# [WHAT THE EXERCISE ASKS]
All of the material below is to be returned exactly.

## Start DATASET

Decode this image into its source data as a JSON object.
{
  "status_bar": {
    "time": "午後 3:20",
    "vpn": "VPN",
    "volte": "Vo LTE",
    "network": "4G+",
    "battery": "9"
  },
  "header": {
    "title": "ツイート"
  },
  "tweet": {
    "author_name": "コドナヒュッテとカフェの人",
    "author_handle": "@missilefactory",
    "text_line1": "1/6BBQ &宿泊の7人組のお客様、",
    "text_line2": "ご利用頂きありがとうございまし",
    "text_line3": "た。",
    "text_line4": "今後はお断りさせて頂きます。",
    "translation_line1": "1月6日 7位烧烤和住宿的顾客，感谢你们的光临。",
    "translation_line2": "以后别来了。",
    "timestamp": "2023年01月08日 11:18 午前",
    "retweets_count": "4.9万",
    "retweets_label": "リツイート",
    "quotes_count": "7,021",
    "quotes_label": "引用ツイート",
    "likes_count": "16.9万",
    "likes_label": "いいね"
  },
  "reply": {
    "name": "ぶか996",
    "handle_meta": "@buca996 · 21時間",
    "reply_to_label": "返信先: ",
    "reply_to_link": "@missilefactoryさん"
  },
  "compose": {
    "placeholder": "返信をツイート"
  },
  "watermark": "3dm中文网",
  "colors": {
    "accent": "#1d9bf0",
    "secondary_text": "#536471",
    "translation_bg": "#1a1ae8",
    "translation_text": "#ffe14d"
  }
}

## End DATASET

# [EXERCISE SOLUTION]
Decode this image into its source data as a JSON object.
{
  "status_bar": {
    "time": "午後 3:20",
    "vpn": "VPN",
    "volte": "Vo LTE",
    "network": "4G+",
    "battery": "9"
  },
  "header": {
    "title": "ツイート"
  },
  "tweet": {
    "author_name": "コドナヒュッテとカフェの人",
    "author_handle": "@missilefactory",
    "text_line1": "1/6BBQ &宿泊の7人組のお客様、",
    "text_line2": "ご利用頂きありがとうございまし",
    "text_line3": "た。",
    "text_line4": "今後はお断りさせて頂きます。",
    "translation_line1": "1月6日 7位烧烤和住宿的顾客，感谢你们的光临。",
    "translation_line2": "以后别来了。",
    "timestamp": "2023年01月08日 11:18 午前",
    "retweets_count": "4.9万",
    "retweets_label": "リツイート",
    "quotes_count": "7,021",
    "quotes_label": "引用ツイート",
    "likes_count": "16.9万",
    "likes_label": "いいね"
  },
  "reply": {
    "name": "ぶか996",
    "handle_meta": "@buca996 · 21時間",
    "reply_to_label": "返信先: ",
    "reply_to_link": "@missilefactoryさん"
  },
  "compose": {
    "placeholder": "返信をツイート"
  },
  "watermark": "3dm中文网",
  "colors": {
    "accent": "#1d9bf0",
    "secondary_text": "#536471",
    "translation_bg": "#1a1ae8",
    "translation_text": "#ffe14d"
  }
}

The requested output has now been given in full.